| TASK PROMPT |
Quote all entries exactly, leaving pictures aside.

(Records contained in a dataset)

— begin —

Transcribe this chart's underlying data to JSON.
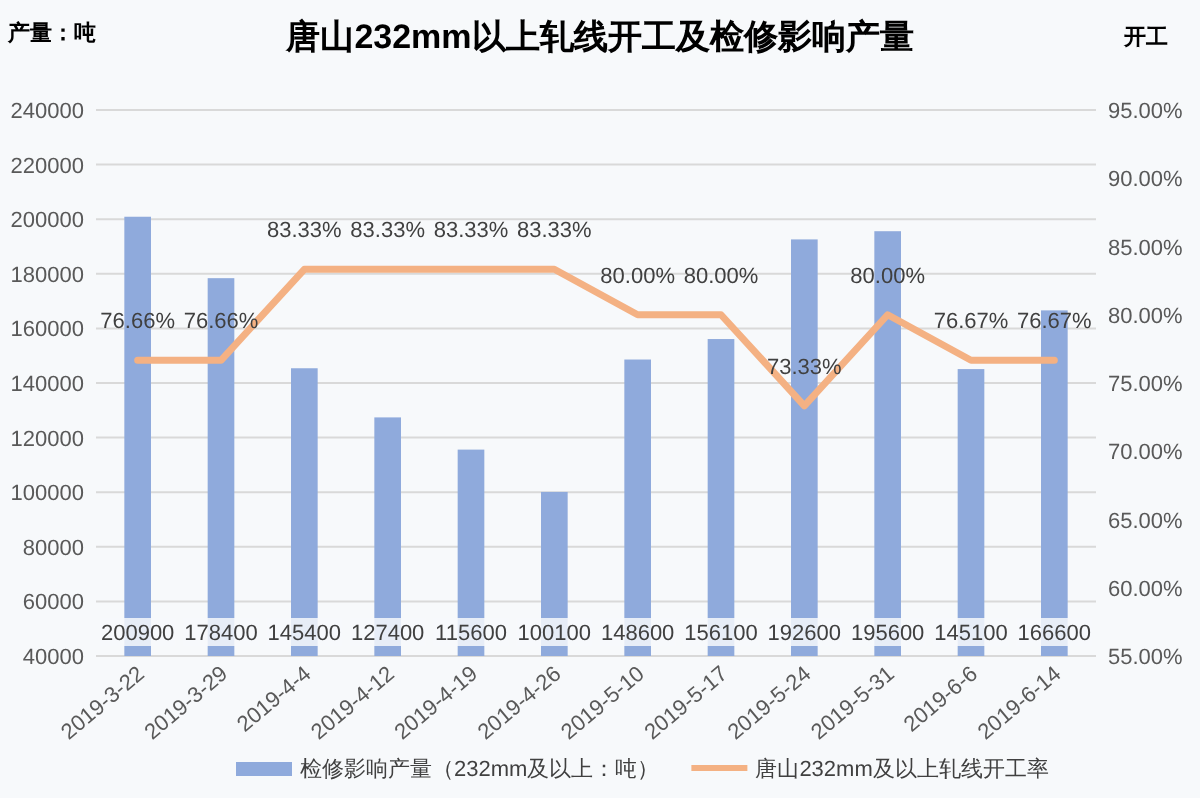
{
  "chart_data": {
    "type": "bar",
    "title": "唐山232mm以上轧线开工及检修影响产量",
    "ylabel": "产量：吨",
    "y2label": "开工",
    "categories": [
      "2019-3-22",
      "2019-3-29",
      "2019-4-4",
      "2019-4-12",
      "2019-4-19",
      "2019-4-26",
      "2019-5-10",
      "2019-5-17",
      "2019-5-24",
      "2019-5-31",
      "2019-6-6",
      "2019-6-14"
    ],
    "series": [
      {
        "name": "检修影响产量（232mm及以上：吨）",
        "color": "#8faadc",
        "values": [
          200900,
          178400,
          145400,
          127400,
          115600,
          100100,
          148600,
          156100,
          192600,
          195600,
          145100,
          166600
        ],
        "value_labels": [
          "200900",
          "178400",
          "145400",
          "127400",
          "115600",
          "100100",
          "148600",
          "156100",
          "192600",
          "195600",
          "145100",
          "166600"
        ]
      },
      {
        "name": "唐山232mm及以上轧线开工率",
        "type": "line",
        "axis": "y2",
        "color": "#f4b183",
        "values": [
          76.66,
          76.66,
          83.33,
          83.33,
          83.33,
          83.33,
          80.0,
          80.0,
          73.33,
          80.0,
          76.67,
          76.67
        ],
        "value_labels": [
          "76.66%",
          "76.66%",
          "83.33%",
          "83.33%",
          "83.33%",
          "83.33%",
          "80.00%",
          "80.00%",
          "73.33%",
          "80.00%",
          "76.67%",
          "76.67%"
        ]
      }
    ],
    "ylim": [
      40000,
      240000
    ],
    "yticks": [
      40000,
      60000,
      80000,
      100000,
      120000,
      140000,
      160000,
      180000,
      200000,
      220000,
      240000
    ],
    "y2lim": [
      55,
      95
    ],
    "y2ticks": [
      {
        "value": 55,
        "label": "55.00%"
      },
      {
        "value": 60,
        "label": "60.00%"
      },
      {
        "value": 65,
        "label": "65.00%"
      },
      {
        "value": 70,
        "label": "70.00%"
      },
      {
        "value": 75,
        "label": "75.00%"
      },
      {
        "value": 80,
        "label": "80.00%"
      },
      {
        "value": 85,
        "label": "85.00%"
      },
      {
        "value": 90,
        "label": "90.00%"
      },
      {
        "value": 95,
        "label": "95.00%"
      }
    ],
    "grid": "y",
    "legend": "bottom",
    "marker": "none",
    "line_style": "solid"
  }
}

— end —

| ANSWER FOR THIS EXERCISE |
Transcribe this chart's underlying data to JSON.
{
  "chart_data": {
    "type": "bar",
    "title": "唐山232mm以上轧线开工及检修影响产量",
    "ylabel": "产量：吨",
    "y2label": "开工",
    "categories": [
      "2019-3-22",
      "2019-3-29",
      "2019-4-4",
      "2019-4-12",
      "2019-4-19",
      "2019-4-26",
      "2019-5-10",
      "2019-5-17",
      "2019-5-24",
      "2019-5-31",
      "2019-6-6",
      "2019-6-14"
    ],
    "series": [
      {
        "name": "检修影响产量（232mm及以上：吨）",
        "color": "#8faadc",
        "values": [
          200900,
          178400,
          145400,
          127400,
          115600,
          100100,
          148600,
          156100,
          192600,
          195600,
          145100,
          166600
        ],
        "value_labels": [
          "200900",
          "178400",
          "145400",
          "127400",
          "115600",
          "100100",
          "148600",
          "156100",
          "192600",
          "195600",
          "145100",
          "166600"
        ]
      },
      {
        "name": "唐山232mm及以上轧线开工率",
        "type": "line",
        "axis": "y2",
        "color": "#f4b183",
        "values": [
          76.66,
          76.66,
          83.33,
          83.33,
          83.33,
          83.33,
          80.0,
          80.0,
          73.33,
          80.0,
          76.67,
          76.67
        ],
        "value_labels": [
          "76.66%",
          "76.66%",
          "83.33%",
          "83.33%",
          "83.33%",
          "83.33%",
          "80.00%",
          "80.00%",
          "73.33%",
          "80.00%",
          "76.67%",
          "76.67%"
        ]
      }
    ],
    "ylim": [
      40000,
      240000
    ],
    "yticks": [
      40000,
      60000,
      80000,
      100000,
      120000,
      140000,
      160000,
      180000,
      200000,
      220000,
      240000
    ],
    "y2lim": [
      55,
      95
    ],
    "y2ticks": [
      {
        "value": 55,
        "label": "55.00%"
      },
      {
        "value": 60,
        "label": "60.00%"
      },
      {
        "value": 65,
        "label": "65.00%"
      },
      {
        "value": 70,
        "label": "70.00%"
      },
      {
        "value": 75,
        "label": "75.00%"
      },
      {
        "value": 80,
        "label": "80.00%"
      },
      {
        "value": 85,
        "label": "85.00%"
      },
      {
        "value": 90,
        "label": "90.00%"
      },
      {
        "value": 95,
        "label": "95.00%"
      }
    ],
    "grid": "y",
    "legend": "bottom",
    "marker": "none",
    "line_style": "solid"
  }
}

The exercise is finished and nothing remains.